━━━━━ Dataset ━━━━━
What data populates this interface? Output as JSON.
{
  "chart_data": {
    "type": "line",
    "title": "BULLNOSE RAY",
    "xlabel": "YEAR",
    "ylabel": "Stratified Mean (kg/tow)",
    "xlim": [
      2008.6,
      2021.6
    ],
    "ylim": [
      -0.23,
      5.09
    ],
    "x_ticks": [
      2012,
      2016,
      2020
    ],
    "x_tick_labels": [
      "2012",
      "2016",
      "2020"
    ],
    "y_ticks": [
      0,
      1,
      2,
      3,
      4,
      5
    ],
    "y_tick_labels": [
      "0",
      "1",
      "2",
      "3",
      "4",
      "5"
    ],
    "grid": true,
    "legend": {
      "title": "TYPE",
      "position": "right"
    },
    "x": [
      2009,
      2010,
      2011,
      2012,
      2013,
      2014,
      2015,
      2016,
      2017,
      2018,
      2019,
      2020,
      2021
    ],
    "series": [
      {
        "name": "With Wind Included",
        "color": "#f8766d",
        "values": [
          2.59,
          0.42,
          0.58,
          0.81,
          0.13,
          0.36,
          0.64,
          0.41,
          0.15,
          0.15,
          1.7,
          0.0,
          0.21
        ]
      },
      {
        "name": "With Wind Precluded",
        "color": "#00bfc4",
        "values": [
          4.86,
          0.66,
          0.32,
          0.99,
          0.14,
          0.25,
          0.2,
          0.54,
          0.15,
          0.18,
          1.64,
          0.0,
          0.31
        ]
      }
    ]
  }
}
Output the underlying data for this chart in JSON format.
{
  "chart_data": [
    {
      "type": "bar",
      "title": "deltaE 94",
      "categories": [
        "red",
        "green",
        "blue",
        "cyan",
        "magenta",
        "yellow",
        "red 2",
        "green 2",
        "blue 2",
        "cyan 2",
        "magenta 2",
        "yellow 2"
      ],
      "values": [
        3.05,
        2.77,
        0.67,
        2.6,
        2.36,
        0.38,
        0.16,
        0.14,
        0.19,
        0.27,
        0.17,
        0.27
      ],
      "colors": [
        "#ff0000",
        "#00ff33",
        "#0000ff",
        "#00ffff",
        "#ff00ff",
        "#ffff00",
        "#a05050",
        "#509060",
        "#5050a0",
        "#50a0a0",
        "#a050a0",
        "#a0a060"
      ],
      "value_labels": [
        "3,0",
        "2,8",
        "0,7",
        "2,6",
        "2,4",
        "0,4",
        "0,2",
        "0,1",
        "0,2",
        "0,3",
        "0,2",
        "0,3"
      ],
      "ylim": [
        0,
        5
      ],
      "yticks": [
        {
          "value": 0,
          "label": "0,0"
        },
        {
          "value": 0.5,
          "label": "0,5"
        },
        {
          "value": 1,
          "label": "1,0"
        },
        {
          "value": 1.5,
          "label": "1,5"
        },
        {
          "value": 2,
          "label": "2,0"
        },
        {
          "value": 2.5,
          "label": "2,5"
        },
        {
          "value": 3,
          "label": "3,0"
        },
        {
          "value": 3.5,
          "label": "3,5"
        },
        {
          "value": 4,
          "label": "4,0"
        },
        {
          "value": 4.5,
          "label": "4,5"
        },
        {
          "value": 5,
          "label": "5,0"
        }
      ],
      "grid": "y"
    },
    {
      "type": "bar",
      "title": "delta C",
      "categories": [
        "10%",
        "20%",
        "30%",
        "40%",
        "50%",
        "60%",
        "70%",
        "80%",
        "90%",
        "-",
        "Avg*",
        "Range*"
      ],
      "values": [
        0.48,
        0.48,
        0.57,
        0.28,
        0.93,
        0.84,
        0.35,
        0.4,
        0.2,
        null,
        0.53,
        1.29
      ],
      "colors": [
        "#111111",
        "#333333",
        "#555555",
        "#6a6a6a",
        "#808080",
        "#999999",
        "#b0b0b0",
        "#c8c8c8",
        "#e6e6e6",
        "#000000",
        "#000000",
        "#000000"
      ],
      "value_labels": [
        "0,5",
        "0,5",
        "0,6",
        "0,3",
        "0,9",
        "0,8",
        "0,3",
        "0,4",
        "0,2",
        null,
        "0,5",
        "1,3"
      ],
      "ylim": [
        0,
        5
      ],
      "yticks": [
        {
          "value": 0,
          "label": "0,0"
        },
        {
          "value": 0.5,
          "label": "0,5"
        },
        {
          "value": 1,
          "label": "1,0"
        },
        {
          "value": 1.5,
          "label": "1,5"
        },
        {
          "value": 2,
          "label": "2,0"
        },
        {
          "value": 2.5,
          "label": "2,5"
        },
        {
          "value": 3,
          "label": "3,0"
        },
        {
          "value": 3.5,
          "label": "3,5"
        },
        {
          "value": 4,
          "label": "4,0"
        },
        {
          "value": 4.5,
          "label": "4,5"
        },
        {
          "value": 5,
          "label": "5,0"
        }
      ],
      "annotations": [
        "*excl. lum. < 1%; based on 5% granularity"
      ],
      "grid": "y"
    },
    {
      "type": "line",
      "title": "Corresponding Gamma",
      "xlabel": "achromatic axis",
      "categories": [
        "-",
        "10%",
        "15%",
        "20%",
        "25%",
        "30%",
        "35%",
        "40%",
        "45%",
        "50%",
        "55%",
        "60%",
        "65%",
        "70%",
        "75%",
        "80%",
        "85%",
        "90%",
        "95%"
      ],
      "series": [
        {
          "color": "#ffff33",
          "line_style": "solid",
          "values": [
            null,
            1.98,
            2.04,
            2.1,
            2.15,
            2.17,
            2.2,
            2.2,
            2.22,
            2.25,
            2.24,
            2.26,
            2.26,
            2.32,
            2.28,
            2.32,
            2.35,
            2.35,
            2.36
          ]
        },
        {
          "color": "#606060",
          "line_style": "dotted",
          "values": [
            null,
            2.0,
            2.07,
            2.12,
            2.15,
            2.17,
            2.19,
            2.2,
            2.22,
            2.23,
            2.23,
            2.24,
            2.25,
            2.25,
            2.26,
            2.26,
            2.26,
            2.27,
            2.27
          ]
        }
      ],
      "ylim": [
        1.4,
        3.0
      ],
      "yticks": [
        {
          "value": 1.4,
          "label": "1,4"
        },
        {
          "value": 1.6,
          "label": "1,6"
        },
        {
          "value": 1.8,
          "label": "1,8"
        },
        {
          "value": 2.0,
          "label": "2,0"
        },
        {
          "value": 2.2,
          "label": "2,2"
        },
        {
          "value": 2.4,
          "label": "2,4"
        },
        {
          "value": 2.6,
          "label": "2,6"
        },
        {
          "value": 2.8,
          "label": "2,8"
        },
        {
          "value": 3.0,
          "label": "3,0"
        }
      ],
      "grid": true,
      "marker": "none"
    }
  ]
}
━━━━━
Written exercise:
Generate an exact reproduction of all entries.

Response for this exercise:
What data populates this interface? Output as JSON.
{
  "chart_data": {
    "type": "line",
    "title": "BULLNOSE RAY",
    "xlabel": "YEAR",
    "ylabel": "Stratified Mean (kg/tow)",
    "xlim": [
      2008.6,
      2021.6
    ],
    "ylim": [
      -0.23,
      5.09
    ],
    "x_ticks": [
      2012,
      2016,
      2020
    ],
    "x_tick_labels": [
      "2012",
      "2016",
      "2020"
    ],
    "y_ticks": [
      0,
      1,
      2,
      3,
      4,
      5
    ],
    "y_tick_labels": [
      "0",
      "1",
      "2",
      "3",
      "4",
      "5"
    ],
    "grid": true,
    "legend": {
      "title": "TYPE",
      "position": "right"
    },
    "x": [
      2009,
      2010,
      2011,
      2012,
      2013,
      2014,
      2015,
      2016,
      2017,
      2018,
      2019,
      2020,
      2021
    ],
    "series": [
      {
        "name": "With Wind Included",
        "color": "#f8766d",
        "values": [
          2.59,
          0.42,
          0.58,
          0.81,
          0.13,
          0.36,
          0.64,
          0.41,
          0.15,
          0.15,
          1.7,
          0.0,
          0.21
        ]
      },
      {
        "name": "With Wind Precluded",
        "color": "#00bfc4",
        "values": [
          4.86,
          0.66,
          0.32,
          0.99,
          0.14,
          0.25,
          0.2,
          0.54,
          0.15,
          0.18,
          1.64,
          0.0,
          0.31
        ]
      }
    ]
  }
}
Output the underlying data for this chart in JSON format.
{
  "chart_data": [
    {
      "type": "bar",
      "title": "deltaE 94",
      "categories": [
        "red",
        "green",
        "blue",
        "cyan",
        "magenta",
        "yellow",
        "red 2",
        "green 2",
        "blue 2",
        "cyan 2",
        "magenta 2",
        "yellow 2"
      ],
      "values": [
        3.05,
        2.77,
        0.67,
        2.6,
        2.36,
        0.38,
        0.16,
        0.14,
        0.19,
        0.27,
        0.17,
        0.27
      ],
      "colors": [
        "#ff0000",
        "#00ff33",
        "#0000ff",
        "#00ffff",
        "#ff00ff",
        "#ffff00",
        "#a05050",
        "#509060",
        "#5050a0",
        "#50a0a0",
        "#a050a0",
        "#a0a060"
      ],
      "value_labels": [
        "3,0",
        "2,8",
        "0,7",
        "2,6",
        "2,4",
        "0,4",
        "0,2",
        "0,1",
        "0,2",
        "0,3",
        "0,2",
        "0,3"
      ],
      "ylim": [
        0,
        5
      ],
      "yticks": [
        {
          "value": 0,
          "label": "0,0"
        },
        {
          "value": 0.5,
          "label": "0,5"
        },
        {
          "value": 1,
          "label": "1,0"
        },
        {
          "value": 1.5,
          "label": "1,5"
        },
        {
          "value": 2,
          "label": "2,0"
        },
        {
          "value": 2.5,
          "label": "2,5"
        },
        {
          "value": 3,
          "label": "3,0"
        },
        {
          "value": 3.5,
          "label": "3,5"
        },
        {
          "value": 4,
          "label": "4,0"
        },
        {
          "value": 4.5,
          "label": "4,5"
        },
        {
          "value": 5,
          "label": "5,0"
        }
      ],
      "grid": "y"
    },
    {
      "type": "bar",
      "title": "delta C",
      "categories": [
        "10%",
        "20%",
        "30%",
        "40%",
        "50%",
        "60%",
        "70%",
        "80%",
        "90%",
        "-",
        "Avg*",
        "Range*"
      ],
      "values": [
        0.48,
        0.48,
        0.57,
        0.28,
        0.93,
        0.84,
        0.35,
        0.4,
        0.2,
        null,
        0.53,
        1.29
      ],
      "colors": [
        "#111111",
        "#333333",
        "#555555",
        "#6a6a6a",
        "#808080",
        "#999999",
        "#b0b0b0",
        "#c8c8c8",
        "#e6e6e6",
        "#000000",
        "#000000",
        "#000000"
      ],
      "value_labels": [
        "0,5",
        "0,5",
        "0,6",
        "0,3",
        "0,9",
        "0,8",
        "0,3",
        "0,4",
        "0,2",
        null,
        "0,5",
        "1,3"
      ],
      "ylim": [
        0,
        5
      ],
      "yticks": [
        {
          "value": 0,
          "label": "0,0"
        },
        {
          "value": 0.5,
          "label": "0,5"
        },
        {
          "value": 1,
          "label": "1,0"
        },
        {
          "value": 1.5,
          "label": "1,5"
        },
        {
          "value": 2,
          "label": "2,0"
        },
        {
          "value": 2.5,
          "label": "2,5"
        },
        {
          "value": 3,
          "label": "3,0"
        },
        {
          "value": 3.5,
          "label": "3,5"
        },
        {
          "value": 4,
          "label": "4,0"
        },
        {
          "value": 4.5,
          "label": "4,5"
        },
        {
          "value": 5,
          "label": "5,0"
        }
      ],
      "annotations": [
        "*excl. lum. < 1%; based on 5% granularity"
      ],
      "grid": "y"
    },
    {
      "type": "line",
      "title": "Corresponding Gamma",
      "xlabel": "achromatic axis",
      "categories": [
        "-",
        "10%",
        "15%",
        "20%",
        "25%",
        "30%",
        "35%",
        "40%",
        "45%",
        "50%",
        "55%",
        "60%",
        "65%",
        "70%",
        "75%",
        "80%",
        "85%",
        "90%",
        "95%"
      ],
      "series": [
        {
          "color": "#ffff33",
          "line_style": "solid",
          "values": [
            null,
            1.98,
            2.04,
            2.1,
            2.15,
            2.17,
            2.2,
            2.2,
            2.22,
            2.25,
            2.24,
            2.26,
            2.26,
            2.32,
            2.28,
            2.32,
            2.35,
            2.35,
            2.36
          ]
        },
        {
          "color": "#606060",
          "line_style": "dotted",
          "values": [
            null,
            2.0,
            2.07,
            2.12,
            2.15,
            2.17,
            2.19,
            2.2,
            2.22,
            2.23,
            2.23,
            2.24,
            2.25,
            2.25,
            2.26,
            2.26,
            2.26,
            2.27,
            2.27
          ]
        }
      ],
      "ylim": [
        1.4,
        3.0
      ],
      "yticks": [
        {
          "value": 1.4,
          "label": "1,4"
        },
        {
          "value": 1.6,
          "label": "1,6"
        },
        {
          "value": 1.8,
          "label": "1,8"
        },
        {
          "value": 2.0,
          "label": "2,0"
        },
        {
          "value": 2.2,
          "label": "2,2"
        },
        {
          "value": 2.4,
          "label": "2,4"
        },
        {
          "value": 2.6,
          "label": "2,6"
        },
        {
          "value": 2.8,
          "label": "2,8"
        },
        {
          "value": 3.0,
          "label": "3,0"
        }
      ],
      "grid": true,
      "marker": "none"
    }
  ]
}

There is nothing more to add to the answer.